== THE PROBLEM ==
Please return all of the records below, reproducing each line without any change.

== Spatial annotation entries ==
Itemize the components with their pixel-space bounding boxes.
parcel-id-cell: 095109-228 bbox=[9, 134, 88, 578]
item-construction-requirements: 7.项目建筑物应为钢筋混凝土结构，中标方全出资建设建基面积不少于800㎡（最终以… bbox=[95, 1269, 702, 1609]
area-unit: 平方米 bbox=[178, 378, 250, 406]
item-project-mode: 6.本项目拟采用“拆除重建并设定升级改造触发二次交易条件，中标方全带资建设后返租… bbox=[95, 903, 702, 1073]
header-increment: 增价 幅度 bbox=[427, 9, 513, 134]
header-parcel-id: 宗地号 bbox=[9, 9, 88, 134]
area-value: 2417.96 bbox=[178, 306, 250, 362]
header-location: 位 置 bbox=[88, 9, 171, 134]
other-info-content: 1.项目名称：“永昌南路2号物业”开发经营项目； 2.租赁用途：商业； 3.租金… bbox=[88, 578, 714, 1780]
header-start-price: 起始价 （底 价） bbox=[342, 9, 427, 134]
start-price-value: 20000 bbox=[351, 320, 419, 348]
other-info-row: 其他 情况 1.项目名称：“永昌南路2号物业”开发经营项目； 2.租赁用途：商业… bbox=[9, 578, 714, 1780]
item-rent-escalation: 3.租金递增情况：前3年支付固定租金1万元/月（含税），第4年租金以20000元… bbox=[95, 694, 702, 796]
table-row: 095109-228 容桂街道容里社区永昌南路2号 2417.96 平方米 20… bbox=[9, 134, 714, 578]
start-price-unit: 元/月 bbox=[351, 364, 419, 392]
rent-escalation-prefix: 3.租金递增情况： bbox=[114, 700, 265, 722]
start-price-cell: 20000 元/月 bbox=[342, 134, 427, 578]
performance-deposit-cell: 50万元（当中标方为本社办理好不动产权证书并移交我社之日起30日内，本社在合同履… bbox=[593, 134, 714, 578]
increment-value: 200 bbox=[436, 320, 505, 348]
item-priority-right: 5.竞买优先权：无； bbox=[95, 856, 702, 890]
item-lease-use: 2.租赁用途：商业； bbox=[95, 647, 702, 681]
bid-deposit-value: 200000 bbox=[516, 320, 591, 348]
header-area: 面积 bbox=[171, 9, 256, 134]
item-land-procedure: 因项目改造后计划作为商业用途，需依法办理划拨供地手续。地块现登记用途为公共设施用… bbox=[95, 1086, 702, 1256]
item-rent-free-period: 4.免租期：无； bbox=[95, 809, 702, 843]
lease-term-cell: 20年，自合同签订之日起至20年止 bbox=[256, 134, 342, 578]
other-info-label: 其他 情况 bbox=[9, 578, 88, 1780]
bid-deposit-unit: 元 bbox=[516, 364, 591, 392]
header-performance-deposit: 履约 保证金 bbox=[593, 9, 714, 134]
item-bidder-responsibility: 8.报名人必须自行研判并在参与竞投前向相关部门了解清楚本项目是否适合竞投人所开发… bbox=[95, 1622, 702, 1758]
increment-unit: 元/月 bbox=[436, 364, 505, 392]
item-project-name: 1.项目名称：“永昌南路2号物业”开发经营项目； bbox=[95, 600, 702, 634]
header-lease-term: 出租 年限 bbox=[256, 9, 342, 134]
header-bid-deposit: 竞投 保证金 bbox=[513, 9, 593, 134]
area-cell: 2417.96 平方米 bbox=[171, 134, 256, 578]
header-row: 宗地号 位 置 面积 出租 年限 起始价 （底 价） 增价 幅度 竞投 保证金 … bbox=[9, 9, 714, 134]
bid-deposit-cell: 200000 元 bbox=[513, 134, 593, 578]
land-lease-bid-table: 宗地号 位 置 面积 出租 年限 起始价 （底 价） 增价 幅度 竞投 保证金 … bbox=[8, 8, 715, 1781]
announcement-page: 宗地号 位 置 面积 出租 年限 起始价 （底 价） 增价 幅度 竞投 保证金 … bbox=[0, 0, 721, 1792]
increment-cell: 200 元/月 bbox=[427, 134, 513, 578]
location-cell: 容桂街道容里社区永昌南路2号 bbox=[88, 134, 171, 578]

== TASK RESPONSE ==
Itemize the components with their pixel-space bounding boxes.
parcel-id-cell: 095109-228 bbox=[9, 134, 88, 578]
item-construction-requirements: 7.项目建筑物应为钢筋混凝土结构，中标方全出资建设建基面积不少于800㎡（最终以… bbox=[95, 1269, 702, 1609]
area-unit: 平方米 bbox=[178, 378, 250, 406]
item-project-mode: 6.本项目拟采用“拆除重建并设定升级改造触发二次交易条件，中标方全带资建设后返租… bbox=[95, 903, 702, 1073]
header-increment: 增价 幅度 bbox=[427, 9, 513, 134]
header-parcel-id: 宗地号 bbox=[9, 9, 88, 134]
area-value: 2417.96 bbox=[178, 306, 250, 362]
header-location: 位 置 bbox=[88, 9, 171, 134]
other-info-content: 1.项目名称：“永昌南路2号物业”开发经营项目； 2.租赁用途：商业； 3.租金… bbox=[88, 578, 714, 1780]
header-start-price: 起始价 （底 价） bbox=[342, 9, 427, 134]
start-price-value: 20000 bbox=[351, 320, 419, 348]
other-info-row: 其他 情况 1.项目名称：“永昌南路2号物业”开发经营项目； 2.租赁用途：商业… bbox=[9, 578, 714, 1780]
item-rent-escalation: 3.租金递增情况：前3年支付固定租金1万元/月（含税），第4年租金以20000元… bbox=[95, 694, 702, 796]
table-row: 095109-228 容桂街道容里社区永昌南路2号 2417.96 平方米 20… bbox=[9, 134, 714, 578]
start-price-unit: 元/月 bbox=[351, 364, 419, 392]
rent-escalation-prefix: 3.租金递增情况： bbox=[114, 700, 265, 722]
start-price-cell: 20000 元/月 bbox=[342, 134, 427, 578]
performance-deposit-cell: 50万元（当中标方为本社办理好不动产权证书并移交我社之日起30日内，本社在合同履… bbox=[593, 134, 714, 578]
increment-value: 200 bbox=[436, 320, 505, 348]
item-priority-right: 5.竞买优先权：无； bbox=[95, 856, 702, 890]
item-lease-use: 2.租赁用途：商业； bbox=[95, 647, 702, 681]
bid-deposit-value: 200000 bbox=[516, 320, 591, 348]
header-area: 面积 bbox=[171, 9, 256, 134]
item-land-procedure: 因项目改造后计划作为商业用途，需依法办理划拨供地手续。地块现登记用途为公共设施用… bbox=[95, 1086, 702, 1256]
item-rent-free-period: 4.免租期：无； bbox=[95, 809, 702, 843]
lease-term-cell: 20年，自合同签订之日起至20年止 bbox=[256, 134, 342, 578]
other-info-label: 其他 情况 bbox=[9, 578, 88, 1780]
bid-deposit-unit: 元 bbox=[516, 364, 591, 392]
header-performance-deposit: 履约 保证金 bbox=[593, 9, 714, 134]
item-bidder-responsibility: 8.报名人必须自行研判并在参与竞投前向相关部门了解清楚本项目是否适合竞投人所开发… bbox=[95, 1622, 702, 1758]
increment-unit: 元/月 bbox=[436, 364, 505, 392]
item-project-name: 1.项目名称：“永昌南路2号物业”开发经营项目； bbox=[95, 600, 702, 634]
header-lease-term: 出租 年限 bbox=[256, 9, 342, 134]
header-bid-deposit: 竞投 保证金 bbox=[513, 9, 593, 134]
area-cell: 2417.96 平方米 bbox=[171, 134, 256, 578]
header-row: 宗地号 位 置 面积 出租 年限 起始价 （底 价） 增价 幅度 竞投 保证金 … bbox=[9, 9, 714, 134]
bid-deposit-cell: 200000 元 bbox=[513, 134, 593, 578]
land-lease-bid-table: 宗地号 位 置 面积 出租 年限 起始价 （底 价） 增价 幅度 竞投 保证金 … bbox=[8, 8, 715, 1781]
announcement-page: 宗地号 位 置 面积 出租 年限 起始价 （底 价） 增价 幅度 竞投 保证金 … bbox=[0, 0, 721, 1792]
increment-cell: 200 元/月 bbox=[427, 134, 513, 578]
location-cell: 容桂街道容里社区永昌南路2号 bbox=[88, 134, 171, 578]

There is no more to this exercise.